* Records to use *
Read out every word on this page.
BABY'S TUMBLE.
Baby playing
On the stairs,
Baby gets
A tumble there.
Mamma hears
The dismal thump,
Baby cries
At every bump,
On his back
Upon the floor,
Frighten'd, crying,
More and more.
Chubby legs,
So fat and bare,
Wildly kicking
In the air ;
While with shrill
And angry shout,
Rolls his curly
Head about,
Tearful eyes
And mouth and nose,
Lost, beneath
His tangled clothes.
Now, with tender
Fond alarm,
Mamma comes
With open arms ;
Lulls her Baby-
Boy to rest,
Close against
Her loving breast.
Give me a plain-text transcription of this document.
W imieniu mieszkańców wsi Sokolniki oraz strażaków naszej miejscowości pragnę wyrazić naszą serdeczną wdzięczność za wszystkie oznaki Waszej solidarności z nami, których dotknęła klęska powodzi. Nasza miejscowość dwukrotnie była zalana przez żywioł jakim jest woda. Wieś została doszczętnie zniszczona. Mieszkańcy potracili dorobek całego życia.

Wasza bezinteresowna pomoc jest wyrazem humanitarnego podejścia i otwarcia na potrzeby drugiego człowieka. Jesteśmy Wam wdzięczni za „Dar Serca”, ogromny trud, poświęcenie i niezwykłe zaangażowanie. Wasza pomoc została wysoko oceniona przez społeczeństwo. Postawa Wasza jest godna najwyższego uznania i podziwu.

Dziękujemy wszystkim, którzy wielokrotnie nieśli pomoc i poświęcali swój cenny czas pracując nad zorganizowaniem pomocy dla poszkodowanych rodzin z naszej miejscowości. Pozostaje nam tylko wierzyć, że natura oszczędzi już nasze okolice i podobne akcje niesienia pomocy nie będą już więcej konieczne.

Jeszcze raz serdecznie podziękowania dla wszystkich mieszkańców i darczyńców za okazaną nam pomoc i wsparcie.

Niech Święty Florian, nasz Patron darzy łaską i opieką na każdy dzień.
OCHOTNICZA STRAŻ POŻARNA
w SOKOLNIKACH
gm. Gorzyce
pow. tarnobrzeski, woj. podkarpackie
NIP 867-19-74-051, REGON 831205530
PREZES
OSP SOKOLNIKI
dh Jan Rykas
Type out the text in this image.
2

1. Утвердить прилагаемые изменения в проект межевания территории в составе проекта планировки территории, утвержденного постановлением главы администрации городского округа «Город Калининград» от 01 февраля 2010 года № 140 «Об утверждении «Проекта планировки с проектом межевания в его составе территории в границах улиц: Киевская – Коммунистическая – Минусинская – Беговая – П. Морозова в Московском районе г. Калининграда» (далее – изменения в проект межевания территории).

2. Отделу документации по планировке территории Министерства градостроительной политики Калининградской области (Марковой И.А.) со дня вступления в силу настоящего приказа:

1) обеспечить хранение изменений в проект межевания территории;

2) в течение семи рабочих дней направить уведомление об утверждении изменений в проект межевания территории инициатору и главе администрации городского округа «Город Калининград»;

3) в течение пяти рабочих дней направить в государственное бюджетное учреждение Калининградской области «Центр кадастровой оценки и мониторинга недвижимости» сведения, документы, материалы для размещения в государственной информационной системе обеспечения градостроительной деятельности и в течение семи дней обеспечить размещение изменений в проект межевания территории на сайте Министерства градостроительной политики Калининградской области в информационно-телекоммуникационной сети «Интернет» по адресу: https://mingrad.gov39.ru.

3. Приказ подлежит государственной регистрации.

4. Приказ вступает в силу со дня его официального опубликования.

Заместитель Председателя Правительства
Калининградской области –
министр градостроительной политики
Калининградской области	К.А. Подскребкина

* Exercise *
Copy every record above exactly as it appears.

* Solution to the problem *
Read out every word on this page.
BABY'S TUMBLE.
Baby playing
On the stairs,
Baby gets
A tumble there.
Mamma hears
The dismal thump,
Baby cries
At every bump,
On his back
Upon the floor,
Frighten'd, crying,
More and more.
Chubby legs,
So fat and bare,
Wildly kicking
In the air ;
While with shrill
And angry shout,
Rolls his curly
Head about,
Tearful eyes
And mouth and nose,
Lost, beneath
His tangled clothes.
Now, with tender
Fond alarm,
Mamma comes
With open arms ;
Lulls her Baby-
Boy to rest,
Close against
Her loving breast.
Give me a plain-text transcription of this document.
W imieniu mieszkańców wsi Sokolniki oraz strażaków naszej miejscowości pragnę wyrazić naszą serdeczną wdzięczność za wszystkie oznaki Waszej solidarności z nami, których dotknęła klęska powodzi. Nasza miejscowość dwukrotnie była zalana przez żywioł jakim jest woda. Wieś została doszczętnie zniszczona. Mieszkańcy potracili dorobek całego życia.

Wasza bezinteresowna pomoc jest wyrazem humanitarnego podejścia i otwarcia na potrzeby drugiego człowieka. Jesteśmy Wam wdzięczni za „Dar Serca”, ogromny trud, poświęcenie i niezwykłe zaangażowanie. Wasza pomoc została wysoko oceniona przez społeczeństwo. Postawa Wasza jest godna najwyższego uznania i podziwu.

Dziękujemy wszystkim, którzy wielokrotnie nieśli pomoc i poświęcali swój cenny czas pracując nad zorganizowaniem pomocy dla poszkodowanych rodzin z naszej miejscowości. Pozostaje nam tylko wierzyć, że natura oszczędzi już nasze okolice i podobne akcje niesienia pomocy nie będą już więcej konieczne.

Jeszcze raz serdecznie podziękowania dla wszystkich mieszkańców i darczyńców za okazaną nam pomoc i wsparcie.

Niech Święty Florian, nasz Patron darzy łaską i opieką na każdy dzień.
OCHOTNICZA STRAŻ POŻARNA
w SOKOLNIKACH
gm. Gorzyce
pow. tarnobrzeski, woj. podkarpackie
NIP 867-19-74-051, REGON 831205530
PREZES
OSP SOKOLNIKI
dh Jan Rykas
Type out the text in this image.
2

1. Утвердить прилагаемые изменения в проект межевания территории в составе проекта планировки территории, утвержденного постановлением главы администрации городского округа «Город Калининград» от 01 февраля 2010 года № 140 «Об утверждении «Проекта планировки с проектом межевания в его составе территории в границах улиц: Киевская – Коммунистическая – Минусинская – Беговая – П. Морозова в Московском районе г. Калининграда» (далее – изменения в проект межевания территории).

2. Отделу документации по планировке территории Министерства градостроительной политики Калининградской области (Марковой И.А.) со дня вступления в силу настоящего приказа:

1) обеспечить хранение изменений в проект межевания территории;

2) в течение семи рабочих дней направить уведомление об утверждении изменений в проект межевания территории инициатору и главе администрации городского округа «Город Калининград»;

3) в течение пяти рабочих дней направить в государственное бюджетное учреждение Калининградской области «Центр кадастровой оценки и мониторинга недвижимости» сведения, документы, материалы для размещения в государственной информационной системе обеспечения градостроительной деятельности и в течение семи дней обеспечить размещение изменений в проект межевания территории на сайте Министерства градостроительной политики Калининградской области в информационно-телекоммуникационной сети «Интернет» по адресу: https://mingrad.gov39.ru.

3. Приказ подлежит государственной регистрации.

4. Приказ вступает в силу со дня его официального опубликования.

Заместитель Председателя Правительства
Калининградской области –
министр градостроительной политики
Калининградской области	К.А. Подскребкина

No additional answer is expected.